The exercise -
Please turn all of the data below into a numbered list and leave out any blank lines.

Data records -
--------------------

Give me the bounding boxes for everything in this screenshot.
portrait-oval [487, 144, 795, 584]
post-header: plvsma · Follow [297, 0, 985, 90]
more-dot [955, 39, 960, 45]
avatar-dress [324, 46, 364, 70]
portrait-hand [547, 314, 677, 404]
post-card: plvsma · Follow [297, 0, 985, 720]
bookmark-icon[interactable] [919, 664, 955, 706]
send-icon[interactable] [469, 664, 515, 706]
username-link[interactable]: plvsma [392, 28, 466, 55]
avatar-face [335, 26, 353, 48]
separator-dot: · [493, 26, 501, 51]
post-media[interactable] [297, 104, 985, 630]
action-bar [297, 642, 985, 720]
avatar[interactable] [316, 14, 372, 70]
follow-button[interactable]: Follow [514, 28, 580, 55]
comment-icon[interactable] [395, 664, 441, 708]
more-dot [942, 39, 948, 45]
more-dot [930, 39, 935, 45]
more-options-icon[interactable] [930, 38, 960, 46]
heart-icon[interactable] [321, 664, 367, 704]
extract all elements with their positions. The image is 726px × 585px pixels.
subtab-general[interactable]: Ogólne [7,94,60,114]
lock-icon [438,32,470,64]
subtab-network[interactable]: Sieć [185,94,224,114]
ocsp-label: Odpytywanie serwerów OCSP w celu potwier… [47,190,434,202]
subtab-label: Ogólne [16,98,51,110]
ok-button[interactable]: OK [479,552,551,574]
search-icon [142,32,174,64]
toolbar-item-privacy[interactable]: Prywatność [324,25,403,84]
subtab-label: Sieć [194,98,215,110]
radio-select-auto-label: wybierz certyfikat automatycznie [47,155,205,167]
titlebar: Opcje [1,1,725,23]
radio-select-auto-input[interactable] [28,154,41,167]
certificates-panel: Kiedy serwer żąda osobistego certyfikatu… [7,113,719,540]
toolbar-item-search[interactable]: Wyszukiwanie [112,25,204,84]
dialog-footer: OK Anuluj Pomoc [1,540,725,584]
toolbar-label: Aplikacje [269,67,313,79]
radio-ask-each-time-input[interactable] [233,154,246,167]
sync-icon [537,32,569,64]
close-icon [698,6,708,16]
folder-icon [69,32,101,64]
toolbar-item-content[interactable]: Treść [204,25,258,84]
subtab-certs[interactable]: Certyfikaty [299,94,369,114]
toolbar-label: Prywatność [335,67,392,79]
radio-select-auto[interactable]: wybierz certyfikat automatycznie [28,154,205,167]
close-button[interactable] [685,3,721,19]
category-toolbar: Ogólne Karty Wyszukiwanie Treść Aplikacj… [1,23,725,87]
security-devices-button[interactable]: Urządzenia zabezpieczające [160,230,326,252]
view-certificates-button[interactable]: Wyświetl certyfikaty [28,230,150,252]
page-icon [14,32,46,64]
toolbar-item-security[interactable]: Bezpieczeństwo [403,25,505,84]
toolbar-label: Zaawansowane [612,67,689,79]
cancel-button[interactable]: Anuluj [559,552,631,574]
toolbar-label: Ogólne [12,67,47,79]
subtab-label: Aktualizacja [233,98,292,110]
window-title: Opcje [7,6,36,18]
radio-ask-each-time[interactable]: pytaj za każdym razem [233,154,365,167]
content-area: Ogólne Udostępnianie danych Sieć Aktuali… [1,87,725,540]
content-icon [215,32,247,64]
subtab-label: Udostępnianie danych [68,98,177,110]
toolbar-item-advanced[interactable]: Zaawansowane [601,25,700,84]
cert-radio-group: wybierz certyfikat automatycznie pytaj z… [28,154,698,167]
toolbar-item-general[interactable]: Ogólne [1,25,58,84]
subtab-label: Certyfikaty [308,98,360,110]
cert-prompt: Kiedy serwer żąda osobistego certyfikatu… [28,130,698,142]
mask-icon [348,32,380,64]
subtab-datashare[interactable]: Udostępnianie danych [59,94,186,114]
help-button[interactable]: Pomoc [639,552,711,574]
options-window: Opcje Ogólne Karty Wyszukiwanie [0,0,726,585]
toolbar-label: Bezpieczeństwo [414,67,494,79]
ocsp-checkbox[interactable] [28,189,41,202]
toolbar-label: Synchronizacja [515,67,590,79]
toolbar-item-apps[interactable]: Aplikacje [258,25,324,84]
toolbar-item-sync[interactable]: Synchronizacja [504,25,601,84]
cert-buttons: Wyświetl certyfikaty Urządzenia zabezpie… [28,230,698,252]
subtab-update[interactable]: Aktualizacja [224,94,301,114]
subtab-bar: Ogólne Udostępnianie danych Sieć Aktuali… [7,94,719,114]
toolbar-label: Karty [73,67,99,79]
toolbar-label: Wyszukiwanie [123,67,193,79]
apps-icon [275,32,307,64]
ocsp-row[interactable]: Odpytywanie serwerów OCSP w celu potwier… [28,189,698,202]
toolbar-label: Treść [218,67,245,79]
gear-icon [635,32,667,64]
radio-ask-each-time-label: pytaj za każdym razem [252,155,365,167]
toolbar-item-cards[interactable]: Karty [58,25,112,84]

--------------------

Exercise solution -
1. Give me the bounding boxes for everything in this screenshot.
2. portrait-oval [487, 144, 795, 584]
3. post-header: plvsma · Follow [297, 0, 985, 90]
4. more-dot [955, 39, 960, 45]
5. avatar-dress [324, 46, 364, 70]
6. portrait-hand [547, 314, 677, 404]
7. post-card: plvsma · Follow [297, 0, 985, 720]
8. bookmark-icon[interactable] [919, 664, 955, 706]
9. send-icon[interactable] [469, 664, 515, 706]
10. username-link[interactable]: plvsma [392, 28, 466, 55]
11. avatar-face [335, 26, 353, 48]
12. separator-dot: · [493, 26, 501, 51]
13. post-media[interactable] [297, 104, 985, 630]
14. action-bar [297, 642, 985, 720]
15. avatar[interactable] [316, 14, 372, 70]
16. follow-button[interactable]: Follow [514, 28, 580, 55]
17. comment-icon[interactable] [395, 664, 441, 708]
18. more-dot [942, 39, 948, 45]
19. more-dot [930, 39, 935, 45]
20. more-options-icon[interactable] [930, 38, 960, 46]
21. heart-icon[interactable] [321, 664, 367, 704]
22. extract all elements with their positions. The image is 726px × 585px pixels.
23. subtab-general[interactable]: Ogólne [7,94,60,114]
24. lock-icon [438,32,470,64]
25. subtab-network[interactable]: Sieć [185,94,224,114]
26. ocsp-label: Odpytywanie serwerów OCSP w celu potwier… [47,190,434,202]
27. subtab-label: Ogólne [16,98,51,110]
28. ok-button[interactable]: OK [479,552,551,574]
29. search-icon [142,32,174,64]
30. toolbar-item-privacy[interactable]: Prywatność [324,25,403,84]
31. subtab-label: Sieć [194,98,215,110]
32. radio-select-auto-label: wybierz certyfikat automatycznie [47,155,205,167]
33. titlebar: Opcje [1,1,725,23]
34. radio-select-auto-input[interactable] [28,154,41,167]
35. certificates-panel: Kiedy serwer żąda osobistego certyfikatu… [7,113,719,540]
36. toolbar-item-search[interactable]: Wyszukiwanie [112,25,204,84]
37. dialog-footer: OK Anuluj Pomoc [1,540,725,584]
38. toolbar-label: Aplikacje [269,67,313,79]
39. radio-ask-each-time-input[interactable] [233,154,246,167]
40. sync-icon [537,32,569,64]
41. close-icon [698,6,708,16]
42. folder-icon [69,32,101,64]
43. toolbar-item-content[interactable]: Treść [204,25,258,84]
44. subtab-certs[interactable]: Certyfikaty [299,94,369,114]
45. toolbar-label: Prywatność [335,67,392,79]
46. radio-select-auto[interactable]: wybierz certyfikat automatycznie [28,154,205,167]
47. close-button[interactable] [685,3,721,19]
48. category-toolbar: Ogólne Karty Wyszukiwanie Treść Aplikacj… [1,23,725,87]
49. security-devices-button[interactable]: Urządzenia zabezpieczające [160,230,326,252]
50. view-certificates-button[interactable]: Wyświetl certyfikaty [28,230,150,252]
51. page-icon [14,32,46,64]
52. toolbar-item-security[interactable]: Bezpieczeństwo [403,25,505,84]
53. toolbar-label: Zaawansowane [612,67,689,79]
54. cancel-button[interactable]: Anuluj [559,552,631,574]
55. toolbar-label: Ogólne [12,67,47,79]
56. subtab-label: Aktualizacja [233,98,292,110]
57. window-title: Opcje [7,6,36,18]
58. radio-ask-each-time[interactable]: pytaj za każdym razem [233,154,365,167]
59. content-area: Ogólne Udostępnianie danych Sieć Aktuali… [1,87,725,540]
60. content-icon [215,32,247,64]
61. subtab-label: Udostępnianie danych [68,98,177,110]
62. toolbar-item-advanced[interactable]: Zaawansowane [601,25,700,84]
63. cert-radio-group: wybierz certyfikat automatycznie pytaj z… [28,154,698,167]
64. toolbar-item-general[interactable]: Ogólne [1,25,58,84]
65. subtab-label: Certyfikaty [308,98,360,110]
66. cert-prompt: Kiedy serwer żąda osobistego certyfikatu… [28,130,698,142]
67. mask-icon [348,32,380,64]
68. subtab-datashare[interactable]: Udostępnianie danych [59,94,186,114]
69. help-button[interactable]: Pomoc [639,552,711,574]
70. options-window: Opcje Ogólne Karty Wyszukiwanie [0,0,726,585]
71. toolbar-label: Bezpieczeństwo [414,67,494,79]
72. ocsp-checkbox[interactable] [28,189,41,202]
73. toolbar-label: Synchronizacja [515,67,590,79]
74. toolbar-item-apps[interactable]: Aplikacje [258,25,324,84]
75. toolbar-item-sync[interactable]: Synchronizacja [504,25,601,84]
76. cert-buttons: Wyświetl certyfikaty Urządzenia zabezpie… [28,230,698,252]
77. subtab-update[interactable]: Aktualizacja [224,94,301,114]
78. subtab-bar: Ogólne Udostępnianie danych Sieć Aktuali… [7,94,719,114]
79. toolbar-label: Karty [73,67,99,79]
80. toolbar-label: Wyszukiwanie [123,67,193,79]
81. apps-icon [275,32,307,64]
82. ocsp-row[interactable]: Odpytywanie serwerów OCSP w celu potwier… [28,189,698,202]
83. toolbar-label: Treść [218,67,245,79]
84. gear-icon [635,32,667,64]
85. radio-ask-each-time-label: pytaj za każdym razem [252,155,365,167]
86. toolbar-item-cards[interactable]: Karty [58,25,112,84]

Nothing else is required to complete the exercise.